### GIVEN DATA
____

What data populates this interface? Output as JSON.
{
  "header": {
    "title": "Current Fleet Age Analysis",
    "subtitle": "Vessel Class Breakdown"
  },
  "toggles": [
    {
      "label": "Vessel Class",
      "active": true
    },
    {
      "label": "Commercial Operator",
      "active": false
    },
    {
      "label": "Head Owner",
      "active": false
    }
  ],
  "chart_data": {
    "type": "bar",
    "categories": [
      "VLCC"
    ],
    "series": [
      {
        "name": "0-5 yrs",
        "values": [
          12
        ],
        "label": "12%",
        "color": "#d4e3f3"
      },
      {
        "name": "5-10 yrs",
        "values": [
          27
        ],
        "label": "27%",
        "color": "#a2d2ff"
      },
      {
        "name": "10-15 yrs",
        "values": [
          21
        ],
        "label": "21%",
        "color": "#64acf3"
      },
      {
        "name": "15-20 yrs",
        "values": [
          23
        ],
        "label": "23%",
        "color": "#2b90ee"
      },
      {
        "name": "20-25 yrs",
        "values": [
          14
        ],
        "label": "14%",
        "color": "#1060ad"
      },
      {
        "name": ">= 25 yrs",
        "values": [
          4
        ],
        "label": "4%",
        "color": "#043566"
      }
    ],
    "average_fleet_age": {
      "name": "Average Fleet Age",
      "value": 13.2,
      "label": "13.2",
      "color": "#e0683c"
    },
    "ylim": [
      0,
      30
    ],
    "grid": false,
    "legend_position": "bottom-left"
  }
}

____

### EXERCISE INSTRUCTIONS
Go back to the listing above and please repeat it exactly.

### RESPONSE BELOW
What data populates this interface? Output as JSON.
{
  "header": {
    "title": "Current Fleet Age Analysis",
    "subtitle": "Vessel Class Breakdown"
  },
  "toggles": [
    {
      "label": "Vessel Class",
      "active": true
    },
    {
      "label": "Commercial Operator",
      "active": false
    },
    {
      "label": "Head Owner",
      "active": false
    }
  ],
  "chart_data": {
    "type": "bar",
    "categories": [
      "VLCC"
    ],
    "series": [
      {
        "name": "0-5 yrs",
        "values": [
          12
        ],
        "label": "12%",
        "color": "#d4e3f3"
      },
      {
        "name": "5-10 yrs",
        "values": [
          27
        ],
        "label": "27%",
        "color": "#a2d2ff"
      },
      {
        "name": "10-15 yrs",
        "values": [
          21
        ],
        "label": "21%",
        "color": "#64acf3"
      },
      {
        "name": "15-20 yrs",
        "values": [
          23
        ],
        "label": "23%",
        "color": "#2b90ee"
      },
      {
        "name": "20-25 yrs",
        "values": [
          14
        ],
        "label": "14%",
        "color": "#1060ad"
      },
      {
        "name": ">= 25 yrs",
        "values": [
          4
        ],
        "label": "4%",
        "color": "#043566"
      }
    ],
    "average_fleet_age": {
      "name": "Average Fleet Age",
      "value": 13.2,
      "label": "13.2",
      "color": "#e0683c"
    },
    "ylim": [
      0,
      30
    ],
    "grid": false,
    "legend_position": "bottom-left"
  }
}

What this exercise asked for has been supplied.